(Labeled region items)
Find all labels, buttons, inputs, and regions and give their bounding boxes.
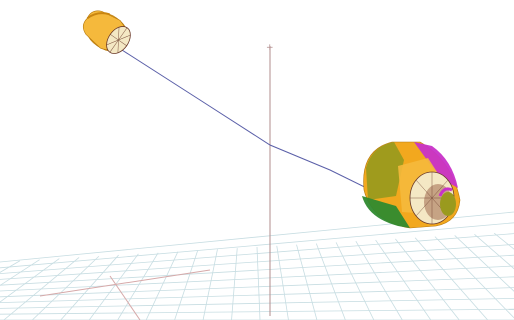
grid-line (0, 260, 20, 273)
grid-line (0, 287, 514, 303)
grid-line (276, 245, 289, 320)
vertical-axis: + (266, 43, 274, 316)
grid-line (60, 254, 119, 320)
grid-accent-line (39, 269, 211, 297)
grid-line (0, 265, 514, 292)
grid-line (117, 252, 159, 320)
grid-line (0, 298, 514, 309)
grid-line (0, 258, 60, 303)
grid-line (0, 259, 40, 286)
grid-accent-line (109, 275, 141, 320)
small-capsule[interactable] (77, 4, 136, 60)
grid-line (145, 251, 179, 320)
grid-line (174, 250, 199, 320)
grid-line (0, 276, 514, 298)
grid-line (0, 233, 514, 274)
grid-line (202, 249, 218, 320)
large-capsule[interactable] (362, 141, 461, 229)
grid-line (395, 238, 460, 320)
grid-line (0, 222, 514, 269)
grid-line (315, 243, 346, 320)
grid-line (474, 234, 514, 270)
grid-line (256, 246, 261, 320)
tether-line (121, 49, 386, 198)
ground-grid (0, 211, 514, 320)
grid-line (335, 242, 375, 320)
grid-line (0, 254, 514, 286)
axis-label: + (266, 43, 274, 53)
grid-line (88, 253, 139, 320)
grid-line (0, 308, 514, 315)
grid-line (355, 241, 403, 320)
grid-line (296, 244, 318, 320)
grid-line (493, 232, 514, 250)
grid-line (231, 248, 238, 320)
grid-line (0, 244, 514, 280)
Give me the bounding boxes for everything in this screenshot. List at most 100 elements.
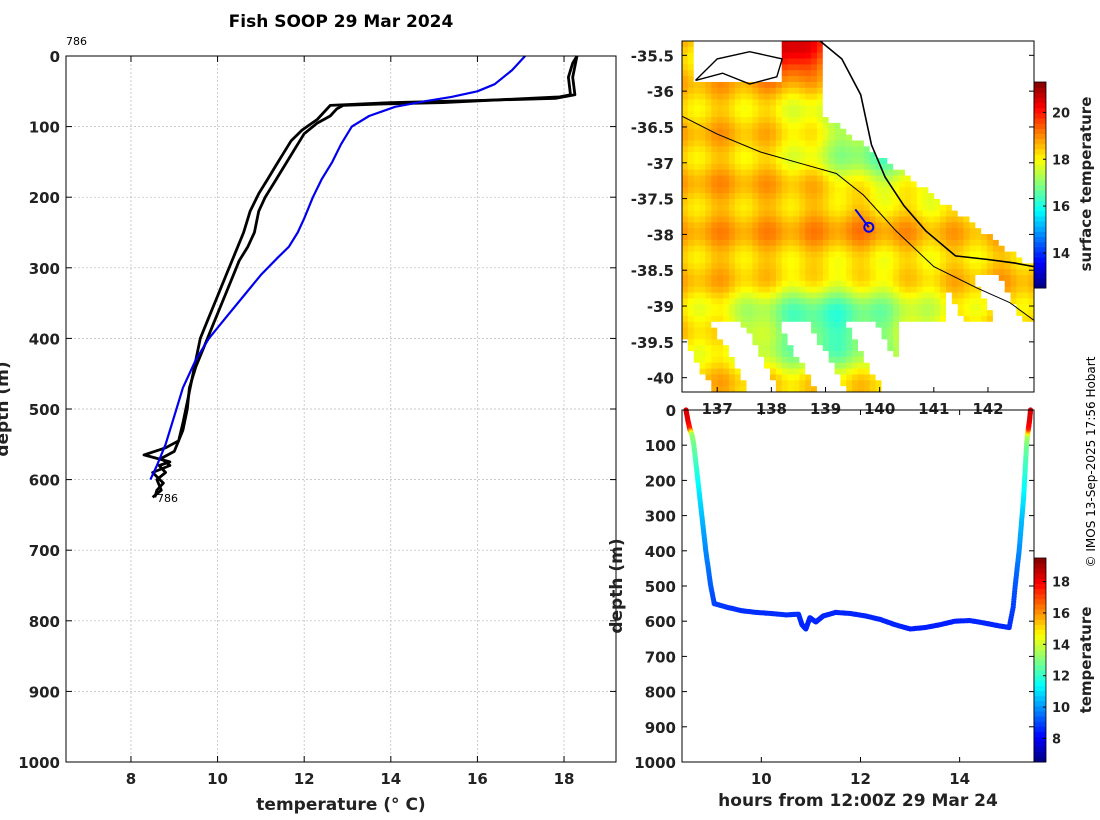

PROBLEM DESCRIPTION — Please revise all the items above by replacing every "bounding boxes" with "bounding rectangles" and leaving everything else unchanged. Omit the pictures from your answer.

SOLUTION TO THIS TASK —
Find all labels, buttons, inputs, and regions and give their bounding rectangles.
grid-line (0, 260, 20, 273)
grid-line (0, 287, 514, 303)
grid-line (276, 245, 289, 320)
vertical-axis: + (266, 43, 274, 316)
grid-line (60, 254, 119, 320)
grid-accent-line (39, 269, 211, 297)
grid-line (0, 265, 514, 292)
grid-line (117, 252, 159, 320)
grid-line (0, 298, 514, 309)
grid-line (0, 258, 60, 303)
grid-line (0, 259, 40, 286)
grid-accent-line (109, 275, 141, 320)
small-capsule[interactable] (77, 4, 136, 60)
grid-line (145, 251, 179, 320)
grid-line (174, 250, 199, 320)
grid-line (0, 276, 514, 298)
grid-line (0, 233, 514, 274)
grid-line (202, 249, 218, 320)
large-capsule[interactable] (362, 141, 461, 229)
grid-line (395, 238, 460, 320)
grid-line (0, 222, 514, 269)
grid-line (315, 243, 346, 320)
grid-line (474, 234, 514, 270)
grid-line (256, 246, 261, 320)
tether-line (121, 49, 386, 198)
ground-grid (0, 211, 514, 320)
grid-line (335, 242, 375, 320)
grid-line (0, 254, 514, 286)
axis-label: + (266, 43, 274, 53)
grid-line (88, 253, 139, 320)
grid-line (0, 308, 514, 315)
grid-line (355, 241, 403, 320)
grid-line (296, 244, 318, 320)
grid-line (493, 232, 514, 250)
grid-line (231, 248, 238, 320)
grid-line (0, 244, 514, 280)
Give me the bounding rectangles for everything in this screenshot. List at most 100 elements.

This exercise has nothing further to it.